■ **Given exercise**
Copy every line of the listing below word for word, but leave out the pictures.

** START **

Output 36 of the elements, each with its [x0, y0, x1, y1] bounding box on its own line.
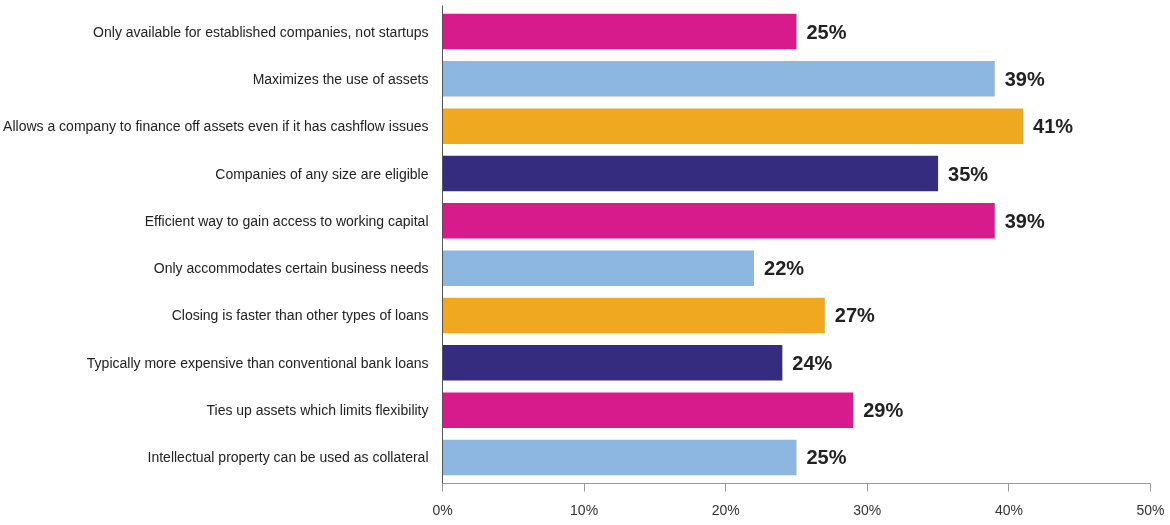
- bar: [442, 250, 755, 286]
- y-tick-label: Typically more expensive than conventional bank loans: [86, 354, 429, 371]
- y-tick-label: Efficient way to gain access to working capital: [144, 212, 429, 229]
- bar: [442, 345, 783, 381]
- x-tick-label: 0%: [432, 501, 453, 518]
- data-label: 22%: [764, 257, 805, 280]
- y-tick-label: Maximizes the use of assets: [252, 70, 429, 87]
- data-label: 39%: [1004, 67, 1045, 90]
- data-label: 39%: [1004, 209, 1045, 232]
- y-tick-label: Closing is faster than other types of loans: [171, 307, 429, 324]
- data-label: 27%: [834, 304, 876, 327]
- x-tick-label: 40%: [994, 501, 1023, 518]
- bar: [442, 203, 995, 239]
- data-label: 24%: [792, 351, 833, 374]
- y-tick-label: Ties up assets which limits flexibility: [206, 402, 429, 419]
- y-tick-label: Intellectual property can be used as collateral: [147, 449, 429, 466]
- x-tick-label: 20%: [711, 501, 740, 518]
- bar: [442, 392, 854, 428]
- data-label: 41%: [1033, 115, 1074, 138]
- data-label: 35%: [948, 162, 989, 185]
- bar: [442, 108, 1024, 144]
- bar: [442, 155, 939, 192]
- data-label: 25%: [806, 20, 847, 43]
- bar: [442, 61, 995, 97]
- x-tick-label: 50%: [1136, 501, 1165, 518]
- bar: [442, 297, 825, 334]
- bar: [442, 439, 797, 476]
- y-tick-label: Only accommodates certain business needs: [153, 260, 429, 277]
- data-label: 25%: [806, 446, 847, 469]
- data-label: 29%: [863, 399, 904, 422]
- x-tick-label: 10%: [570, 501, 599, 518]
- y-tick-label: Allows a company to finance off assets even if it has cashflow issues: [3, 118, 429, 135]
- bar: [442, 13, 797, 50]
- x-tick-label: 30%: [853, 501, 882, 518]
- y-tick-label: Companies of any size are eligible: [215, 165, 429, 182]
- y-tick-label: Only available for established companies, not startups: [93, 23, 429, 40]
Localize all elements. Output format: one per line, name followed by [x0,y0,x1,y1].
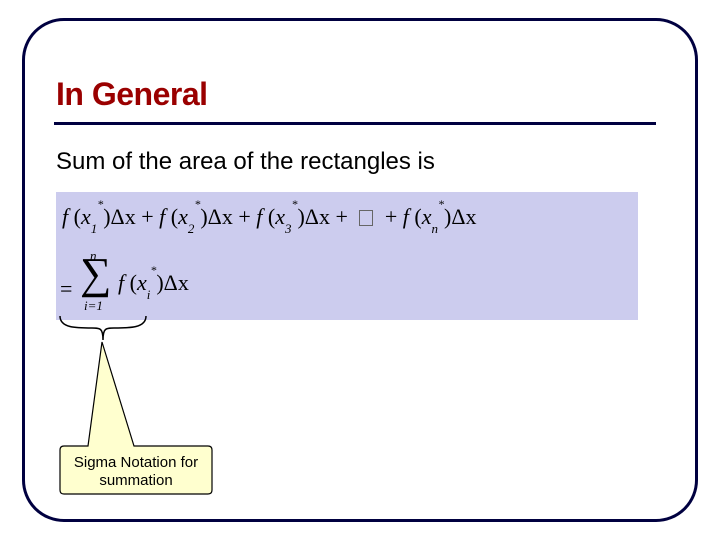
plus-2: + [238,204,250,229]
callout-line2: summation [99,472,172,489]
callout-line1: Sigma Notation for [74,454,198,471]
sigma-body: f (xi*)Δx [118,270,189,299]
sigma-lower: i=1 [84,298,103,314]
slide-title: In General [56,76,208,113]
term-n: f (xn*)Δx [403,204,477,229]
title-rule [54,122,656,125]
callout: Sigma Notation for summation [54,338,214,498]
term-3: f (x3*)Δx [256,204,335,229]
slide: In General Sum of the area of the rectan… [0,0,720,540]
plus-1: + [141,204,153,229]
plus-4: + [385,204,397,229]
term-2: f (x2*)Δx [159,204,238,229]
plus-3: + [335,204,347,229]
body-text: Sum of the area of the rectangles is [56,148,435,176]
equals-sign: = [60,276,72,302]
formula-sigma: = n ∑ i=1 f (xi*)Δx [60,246,260,318]
sigma-symbol: ∑ [80,252,111,296]
formula-expanded: f (x1*)Δx + f (x2*)Δx + f (x3*)Δx + + f … [62,204,477,233]
ellipsis-placeholder [359,210,373,226]
term-1: f (x1*)Δx [62,204,141,229]
callout-label: Sigma Notation for summation [64,454,208,490]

** END **

■ **Exercise result**
Output 36 of the elements, each with its [x0, y0, x1, y1] bounding box on its own line.
- bar: [442, 250, 755, 286]
- y-tick-label: Typically more expensive than conventional bank loans: [86, 354, 429, 371]
- y-tick-label: Efficient way to gain access to working capital: [144, 212, 429, 229]
- bar: [442, 345, 783, 381]
- x-tick-label: 0%: [432, 501, 453, 518]
- data-label: 22%: [764, 257, 805, 280]
- y-tick-label: Maximizes the use of assets: [252, 70, 429, 87]
- data-label: 39%: [1004, 67, 1045, 90]
- data-label: 39%: [1004, 209, 1045, 232]
- y-tick-label: Closing is faster than other types of loans: [171, 307, 429, 324]
- data-label: 27%: [834, 304, 876, 327]
- x-tick-label: 40%: [994, 501, 1023, 518]
- bar: [442, 203, 995, 239]
- data-label: 24%: [792, 351, 833, 374]
- y-tick-label: Ties up assets which limits flexibility: [206, 402, 429, 419]
- y-tick-label: Intellectual property can be used as collateral: [147, 449, 429, 466]
- x-tick-label: 20%: [711, 501, 740, 518]
- bar: [442, 392, 854, 428]
- data-label: 41%: [1033, 115, 1074, 138]
- data-label: 35%: [948, 162, 989, 185]
- bar: [442, 108, 1024, 144]
- bar: [442, 155, 939, 192]
- data-label: 25%: [806, 20, 847, 43]
- bar: [442, 61, 995, 97]
- x-tick-label: 50%: [1136, 501, 1165, 518]
- bar: [442, 297, 825, 334]
- bar: [442, 439, 797, 476]
- y-tick-label: Only accommodates certain business needs: [153, 260, 429, 277]
- data-label: 25%: [806, 446, 847, 469]
- data-label: 29%: [863, 399, 904, 422]
- x-tick-label: 10%: [570, 501, 599, 518]
- y-tick-label: Allows a company to finance off assets even if it has cashflow issues: [3, 118, 429, 135]
- bar: [442, 13, 797, 50]
- x-tick-label: 30%: [853, 501, 882, 518]
- y-tick-label: Companies of any size are eligible: [215, 165, 429, 182]
- y-tick-label: Only available for established companies, not startups: [93, 23, 429, 40]
Localize all elements. Output format: one per line, name followed by [x0,y0,x1,y1].
plus-2: + [238,204,250,229]
callout-line2: summation [99,472,172,489]
callout-line1: Sigma Notation for [74,454,198,471]
sigma-body: f (xi*)Δx [118,270,189,299]
sigma-lower: i=1 [84,298,103,314]
slide-title: In General [56,76,208,113]
term-n: f (xn*)Δx [403,204,477,229]
title-rule [54,122,656,125]
callout: Sigma Notation for summation [54,338,214,498]
term-3: f (x3*)Δx [256,204,335,229]
slide: In General Sum of the area of the rectan… [0,0,720,540]
plus-1: + [141,204,153,229]
plus-4: + [385,204,397,229]
term-2: f (x2*)Δx [159,204,238,229]
plus-3: + [335,204,347,229]
body-text: Sum of the area of the rectangles is [56,148,435,176]
equals-sign: = [60,276,72,302]
formula-sigma: = n ∑ i=1 f (xi*)Δx [60,246,260,318]
sigma-symbol: ∑ [80,252,111,296]
formula-expanded: f (x1*)Δx + f (x2*)Δx + f (x3*)Δx + + f … [62,204,477,233]
ellipsis-placeholder [359,210,373,226]
term-1: f (x1*)Δx [62,204,141,229]
callout-label: Sigma Notation for summation [64,454,208,490]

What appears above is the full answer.